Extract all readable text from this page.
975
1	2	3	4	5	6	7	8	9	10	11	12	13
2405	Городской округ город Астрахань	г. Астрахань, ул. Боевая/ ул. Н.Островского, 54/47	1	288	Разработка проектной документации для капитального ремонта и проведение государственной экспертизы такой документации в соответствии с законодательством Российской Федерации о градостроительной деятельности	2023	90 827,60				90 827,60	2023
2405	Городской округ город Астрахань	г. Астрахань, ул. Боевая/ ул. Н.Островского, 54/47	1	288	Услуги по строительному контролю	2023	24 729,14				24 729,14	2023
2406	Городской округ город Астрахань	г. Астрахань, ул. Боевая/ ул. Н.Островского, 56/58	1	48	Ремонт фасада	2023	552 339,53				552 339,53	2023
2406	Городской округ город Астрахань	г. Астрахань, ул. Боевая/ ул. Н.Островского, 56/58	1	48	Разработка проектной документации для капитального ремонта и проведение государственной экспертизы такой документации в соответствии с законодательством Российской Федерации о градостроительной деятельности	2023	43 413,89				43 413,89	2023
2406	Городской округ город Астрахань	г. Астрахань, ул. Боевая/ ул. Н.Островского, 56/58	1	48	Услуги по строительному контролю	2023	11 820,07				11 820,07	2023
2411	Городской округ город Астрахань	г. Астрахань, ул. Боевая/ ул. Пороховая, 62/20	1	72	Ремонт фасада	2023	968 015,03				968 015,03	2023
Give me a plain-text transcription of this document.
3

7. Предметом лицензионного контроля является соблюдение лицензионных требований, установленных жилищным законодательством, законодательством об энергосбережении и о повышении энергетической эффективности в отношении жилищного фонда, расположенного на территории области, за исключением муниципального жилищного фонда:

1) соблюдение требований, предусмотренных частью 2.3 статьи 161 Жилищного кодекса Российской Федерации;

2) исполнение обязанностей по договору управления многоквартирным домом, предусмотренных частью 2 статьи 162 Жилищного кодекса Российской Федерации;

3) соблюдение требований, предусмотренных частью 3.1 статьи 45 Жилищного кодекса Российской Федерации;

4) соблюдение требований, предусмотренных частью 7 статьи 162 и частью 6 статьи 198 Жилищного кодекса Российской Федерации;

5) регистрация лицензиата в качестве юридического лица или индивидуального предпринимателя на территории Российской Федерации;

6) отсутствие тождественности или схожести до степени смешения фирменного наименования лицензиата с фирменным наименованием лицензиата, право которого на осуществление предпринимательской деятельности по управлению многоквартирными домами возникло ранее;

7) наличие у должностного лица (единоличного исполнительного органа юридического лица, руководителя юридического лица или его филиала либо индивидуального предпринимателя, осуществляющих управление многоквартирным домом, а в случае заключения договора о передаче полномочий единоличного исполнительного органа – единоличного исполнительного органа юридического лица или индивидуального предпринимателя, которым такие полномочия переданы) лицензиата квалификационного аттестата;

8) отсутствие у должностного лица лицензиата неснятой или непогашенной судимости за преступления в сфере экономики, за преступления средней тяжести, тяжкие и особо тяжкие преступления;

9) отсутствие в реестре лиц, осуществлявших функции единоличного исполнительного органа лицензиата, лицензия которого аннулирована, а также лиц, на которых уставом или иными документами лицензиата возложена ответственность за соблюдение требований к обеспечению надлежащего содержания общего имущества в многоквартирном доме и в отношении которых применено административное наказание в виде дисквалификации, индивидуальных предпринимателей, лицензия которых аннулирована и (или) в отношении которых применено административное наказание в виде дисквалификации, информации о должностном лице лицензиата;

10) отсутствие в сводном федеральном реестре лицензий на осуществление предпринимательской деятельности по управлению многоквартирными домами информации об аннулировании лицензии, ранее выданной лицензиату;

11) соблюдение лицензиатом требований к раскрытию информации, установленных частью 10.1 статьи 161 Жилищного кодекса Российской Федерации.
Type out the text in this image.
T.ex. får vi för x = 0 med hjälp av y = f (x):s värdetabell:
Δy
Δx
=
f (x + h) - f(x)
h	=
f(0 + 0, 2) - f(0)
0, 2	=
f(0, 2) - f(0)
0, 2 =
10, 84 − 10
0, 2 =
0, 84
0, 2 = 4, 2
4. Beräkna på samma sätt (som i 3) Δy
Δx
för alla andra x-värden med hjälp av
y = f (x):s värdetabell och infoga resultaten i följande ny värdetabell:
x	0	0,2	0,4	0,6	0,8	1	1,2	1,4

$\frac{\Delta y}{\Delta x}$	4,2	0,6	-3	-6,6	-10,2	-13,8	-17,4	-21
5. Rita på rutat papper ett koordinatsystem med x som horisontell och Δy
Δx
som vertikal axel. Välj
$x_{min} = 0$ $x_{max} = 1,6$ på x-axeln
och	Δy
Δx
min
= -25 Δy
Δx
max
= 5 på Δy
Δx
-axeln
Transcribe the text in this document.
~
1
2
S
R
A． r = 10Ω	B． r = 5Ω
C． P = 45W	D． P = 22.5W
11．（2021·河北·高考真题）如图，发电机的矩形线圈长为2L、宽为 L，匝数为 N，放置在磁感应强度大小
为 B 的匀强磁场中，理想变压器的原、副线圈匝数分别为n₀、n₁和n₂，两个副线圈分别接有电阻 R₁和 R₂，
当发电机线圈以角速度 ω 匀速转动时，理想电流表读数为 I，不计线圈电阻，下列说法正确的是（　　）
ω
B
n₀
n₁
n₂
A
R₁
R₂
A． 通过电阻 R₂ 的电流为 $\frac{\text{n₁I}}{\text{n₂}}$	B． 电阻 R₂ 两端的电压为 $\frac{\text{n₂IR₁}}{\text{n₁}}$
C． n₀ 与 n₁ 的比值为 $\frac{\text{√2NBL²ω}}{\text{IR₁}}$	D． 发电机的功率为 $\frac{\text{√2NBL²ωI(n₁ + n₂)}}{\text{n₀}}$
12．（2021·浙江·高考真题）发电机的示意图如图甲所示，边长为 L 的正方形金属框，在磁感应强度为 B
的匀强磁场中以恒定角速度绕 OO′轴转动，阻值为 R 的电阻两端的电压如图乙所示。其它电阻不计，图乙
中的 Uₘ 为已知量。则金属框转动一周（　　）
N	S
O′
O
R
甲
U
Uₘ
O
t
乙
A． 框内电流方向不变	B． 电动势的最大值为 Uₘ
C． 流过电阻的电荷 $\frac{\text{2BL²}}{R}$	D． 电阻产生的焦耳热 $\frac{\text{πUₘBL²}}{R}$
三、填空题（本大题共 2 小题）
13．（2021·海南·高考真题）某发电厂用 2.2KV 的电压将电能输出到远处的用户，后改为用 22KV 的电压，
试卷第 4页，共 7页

-=-=-=-=-

Exercise objective :: Reproduce the final stretch of the data above: every line from the one holding "Type out the text in this image." through the end, inclusive, exactly as written and nothing else.

Exercise response ::
Type out the text in this image.
T.ex. får vi för x = 0 med hjälp av y = f (x):s värdetabell:
Δy
Δx
=
f (x + h) - f(x)
h	=
f(0 + 0, 2) - f(0)
0, 2	=
f(0, 2) - f(0)
0, 2 =
10, 84 − 10
0, 2 =
0, 84
0, 2 = 4, 2
4. Beräkna på samma sätt (som i 3) Δy
Δx
för alla andra x-värden med hjälp av
y = f (x):s värdetabell och infoga resultaten i följande ny värdetabell:
x	0	0,2	0,4	0,6	0,8	1	1,2	1,4

$\frac{\Delta y}{\Delta x}$	4,2	0,6	-3	-6,6	-10,2	-13,8	-17,4	-21
5. Rita på rutat papper ett koordinatsystem med x som horisontell och Δy
Δx
som vertikal axel. Välj
$x_{min} = 0$ $x_{max} = 1,6$ på x-axeln
och	Δy
Δx
min
= -25 Δy
Δx
max
= 5 på Δy
Δx
-axeln
Transcribe the text in this document.
~
1
2
S
R
A． r = 10Ω	B． r = 5Ω
C． P = 45W	D． P = 22.5W
11．（2021·河北·高考真题）如图，发电机的矩形线圈长为2L、宽为 L，匝数为 N，放置在磁感应强度大小
为 B 的匀强磁场中，理想变压器的原、副线圈匝数分别为n₀、n₁和n₂，两个副线圈分别接有电阻 R₁和 R₂，
当发电机线圈以角速度 ω 匀速转动时，理想电流表读数为 I，不计线圈电阻，下列说法正确的是（　　）
ω
B
n₀
n₁
n₂
A
R₁
R₂
A． 通过电阻 R₂ 的电流为 $\frac{\text{n₁I}}{\text{n₂}}$	B． 电阻 R₂ 两端的电压为 $\frac{\text{n₂IR₁}}{\text{n₁}}$
C． n₀ 与 n₁ 的比值为 $\frac{\text{√2NBL²ω}}{\text{IR₁}}$	D． 发电机的功率为 $\frac{\text{√2NBL²ωI(n₁ + n₂)}}{\text{n₀}}$
12．（2021·浙江·高考真题）发电机的示意图如图甲所示，边长为 L 的正方形金属框，在磁感应强度为 B
的匀强磁场中以恒定角速度绕 OO′轴转动，阻值为 R 的电阻两端的电压如图乙所示。其它电阻不计，图乙
中的 Uₘ 为已知量。则金属框转动一周（　　）
N	S
O′
O
R
甲
U
Uₘ
O
t
乙
A． 框内电流方向不变	B． 电动势的最大值为 Uₘ
C． 流过电阻的电荷 $\frac{\text{2BL²}}{R}$	D． 电阻产生的焦耳热 $\frac{\text{πUₘBL²}}{R}$
三、填空题（本大题共 2 小题）
13．（2021·海南·高考真题）某发电厂用 2.2KV 的电压将电能输出到远处的用户，后改为用 22KV 的电压，
试卷第 4页，共 7页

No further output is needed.